Scan the records and identify every line in which the string "javaee" occurs, then return those lines.

Listed records >>
•••••

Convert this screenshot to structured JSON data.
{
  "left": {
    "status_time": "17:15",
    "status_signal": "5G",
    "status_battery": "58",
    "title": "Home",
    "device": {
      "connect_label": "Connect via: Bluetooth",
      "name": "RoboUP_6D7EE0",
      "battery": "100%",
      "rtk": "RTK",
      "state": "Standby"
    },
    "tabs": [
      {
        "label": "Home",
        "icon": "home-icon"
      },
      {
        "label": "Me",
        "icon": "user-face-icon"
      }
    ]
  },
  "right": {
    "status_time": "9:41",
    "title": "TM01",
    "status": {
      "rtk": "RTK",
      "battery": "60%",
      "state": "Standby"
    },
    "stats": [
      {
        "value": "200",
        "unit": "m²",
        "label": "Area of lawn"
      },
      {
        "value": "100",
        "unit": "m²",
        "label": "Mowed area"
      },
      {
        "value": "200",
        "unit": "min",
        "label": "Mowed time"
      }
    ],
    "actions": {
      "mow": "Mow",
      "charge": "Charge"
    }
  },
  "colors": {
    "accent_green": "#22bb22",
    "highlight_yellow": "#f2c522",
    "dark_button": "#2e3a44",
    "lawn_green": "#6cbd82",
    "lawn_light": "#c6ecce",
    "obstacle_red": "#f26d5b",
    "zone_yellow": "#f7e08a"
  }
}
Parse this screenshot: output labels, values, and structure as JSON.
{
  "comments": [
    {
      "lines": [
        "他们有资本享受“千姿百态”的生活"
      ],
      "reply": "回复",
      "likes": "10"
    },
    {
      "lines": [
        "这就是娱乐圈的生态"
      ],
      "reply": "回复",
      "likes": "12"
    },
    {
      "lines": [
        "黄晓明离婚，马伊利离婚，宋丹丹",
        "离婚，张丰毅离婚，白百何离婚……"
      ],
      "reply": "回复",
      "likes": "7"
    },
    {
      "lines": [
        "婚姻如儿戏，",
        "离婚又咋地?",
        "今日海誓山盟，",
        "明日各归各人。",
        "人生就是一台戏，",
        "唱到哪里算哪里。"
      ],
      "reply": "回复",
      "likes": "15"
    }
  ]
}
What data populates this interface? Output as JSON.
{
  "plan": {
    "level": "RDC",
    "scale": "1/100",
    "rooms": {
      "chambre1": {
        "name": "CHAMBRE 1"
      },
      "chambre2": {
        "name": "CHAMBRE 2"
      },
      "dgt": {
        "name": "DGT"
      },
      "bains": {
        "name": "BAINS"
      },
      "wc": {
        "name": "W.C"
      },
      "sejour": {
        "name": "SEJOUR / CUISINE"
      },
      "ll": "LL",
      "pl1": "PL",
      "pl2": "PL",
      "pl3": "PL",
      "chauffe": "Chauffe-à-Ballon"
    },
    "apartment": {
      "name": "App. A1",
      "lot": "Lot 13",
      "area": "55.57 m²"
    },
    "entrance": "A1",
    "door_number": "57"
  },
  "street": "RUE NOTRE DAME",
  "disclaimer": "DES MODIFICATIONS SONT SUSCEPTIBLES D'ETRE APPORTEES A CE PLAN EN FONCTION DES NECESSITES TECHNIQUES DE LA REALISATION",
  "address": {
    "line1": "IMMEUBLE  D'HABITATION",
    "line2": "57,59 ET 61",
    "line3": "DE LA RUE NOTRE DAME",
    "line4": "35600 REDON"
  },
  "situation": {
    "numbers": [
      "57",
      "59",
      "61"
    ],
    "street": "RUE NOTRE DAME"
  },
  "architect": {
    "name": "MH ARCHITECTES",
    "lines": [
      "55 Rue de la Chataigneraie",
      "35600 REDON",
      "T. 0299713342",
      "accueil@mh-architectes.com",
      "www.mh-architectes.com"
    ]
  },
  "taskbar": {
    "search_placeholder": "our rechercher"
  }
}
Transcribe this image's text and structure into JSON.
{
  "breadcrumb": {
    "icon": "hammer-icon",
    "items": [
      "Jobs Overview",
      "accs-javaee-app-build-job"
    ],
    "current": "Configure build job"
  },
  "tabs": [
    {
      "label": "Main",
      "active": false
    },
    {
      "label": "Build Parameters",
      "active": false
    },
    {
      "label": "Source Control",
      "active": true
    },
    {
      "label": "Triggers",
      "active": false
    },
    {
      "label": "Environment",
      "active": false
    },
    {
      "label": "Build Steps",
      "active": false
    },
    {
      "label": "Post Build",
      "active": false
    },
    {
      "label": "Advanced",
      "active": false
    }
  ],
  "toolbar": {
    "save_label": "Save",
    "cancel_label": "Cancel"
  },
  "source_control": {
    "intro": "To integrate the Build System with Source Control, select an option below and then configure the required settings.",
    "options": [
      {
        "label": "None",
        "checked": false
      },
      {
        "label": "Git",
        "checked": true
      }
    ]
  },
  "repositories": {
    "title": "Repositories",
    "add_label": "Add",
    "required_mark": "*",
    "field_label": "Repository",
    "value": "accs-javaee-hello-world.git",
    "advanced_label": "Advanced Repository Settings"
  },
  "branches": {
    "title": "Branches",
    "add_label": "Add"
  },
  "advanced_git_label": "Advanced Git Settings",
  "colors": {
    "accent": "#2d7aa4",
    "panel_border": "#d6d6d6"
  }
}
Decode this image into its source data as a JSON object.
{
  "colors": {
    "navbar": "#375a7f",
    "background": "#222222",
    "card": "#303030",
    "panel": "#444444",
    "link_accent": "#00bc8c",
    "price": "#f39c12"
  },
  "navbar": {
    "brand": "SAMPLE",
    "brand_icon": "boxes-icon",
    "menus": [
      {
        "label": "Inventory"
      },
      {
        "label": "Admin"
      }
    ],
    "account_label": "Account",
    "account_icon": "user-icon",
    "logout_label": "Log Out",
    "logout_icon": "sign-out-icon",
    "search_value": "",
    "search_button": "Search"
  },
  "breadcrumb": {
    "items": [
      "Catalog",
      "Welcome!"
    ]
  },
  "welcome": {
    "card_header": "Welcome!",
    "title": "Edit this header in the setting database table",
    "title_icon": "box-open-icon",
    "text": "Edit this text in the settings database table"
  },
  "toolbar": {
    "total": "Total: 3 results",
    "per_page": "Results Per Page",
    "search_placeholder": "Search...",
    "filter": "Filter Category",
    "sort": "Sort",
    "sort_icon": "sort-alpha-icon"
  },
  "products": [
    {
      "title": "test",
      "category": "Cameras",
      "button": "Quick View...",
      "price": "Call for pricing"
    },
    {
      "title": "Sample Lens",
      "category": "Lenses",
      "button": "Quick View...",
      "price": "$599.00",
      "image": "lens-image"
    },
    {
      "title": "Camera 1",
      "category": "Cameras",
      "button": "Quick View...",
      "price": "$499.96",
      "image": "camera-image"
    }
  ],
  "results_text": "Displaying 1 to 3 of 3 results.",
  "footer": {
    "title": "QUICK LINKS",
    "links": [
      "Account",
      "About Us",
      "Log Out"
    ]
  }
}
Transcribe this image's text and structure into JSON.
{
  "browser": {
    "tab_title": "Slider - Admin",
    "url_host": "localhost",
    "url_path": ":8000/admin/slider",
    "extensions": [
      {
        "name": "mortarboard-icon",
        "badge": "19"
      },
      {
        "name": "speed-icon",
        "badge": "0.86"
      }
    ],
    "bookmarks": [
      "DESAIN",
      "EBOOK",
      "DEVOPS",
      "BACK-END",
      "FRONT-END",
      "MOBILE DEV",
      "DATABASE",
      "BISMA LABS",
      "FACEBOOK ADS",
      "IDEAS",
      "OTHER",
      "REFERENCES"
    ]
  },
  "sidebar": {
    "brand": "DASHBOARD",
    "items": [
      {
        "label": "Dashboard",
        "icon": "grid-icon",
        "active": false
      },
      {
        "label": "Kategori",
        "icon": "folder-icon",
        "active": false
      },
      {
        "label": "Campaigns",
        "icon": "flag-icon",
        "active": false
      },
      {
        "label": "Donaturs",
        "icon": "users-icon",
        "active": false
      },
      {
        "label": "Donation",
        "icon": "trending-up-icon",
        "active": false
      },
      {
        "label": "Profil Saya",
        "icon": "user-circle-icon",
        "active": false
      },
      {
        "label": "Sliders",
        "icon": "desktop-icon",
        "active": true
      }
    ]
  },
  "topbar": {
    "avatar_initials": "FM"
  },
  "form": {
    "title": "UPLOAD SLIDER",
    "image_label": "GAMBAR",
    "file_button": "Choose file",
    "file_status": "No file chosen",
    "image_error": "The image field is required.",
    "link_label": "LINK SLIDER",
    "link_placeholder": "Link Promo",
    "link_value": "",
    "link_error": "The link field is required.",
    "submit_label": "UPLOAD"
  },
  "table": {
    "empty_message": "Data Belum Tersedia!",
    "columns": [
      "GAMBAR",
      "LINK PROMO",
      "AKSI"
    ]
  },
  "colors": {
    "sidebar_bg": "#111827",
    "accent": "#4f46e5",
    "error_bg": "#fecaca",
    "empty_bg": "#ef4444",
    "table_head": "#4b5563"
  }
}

•••••

Written solution >>
      "accs-javaee-app-build-job"
    "value": "accs-javaee-hello-world.git",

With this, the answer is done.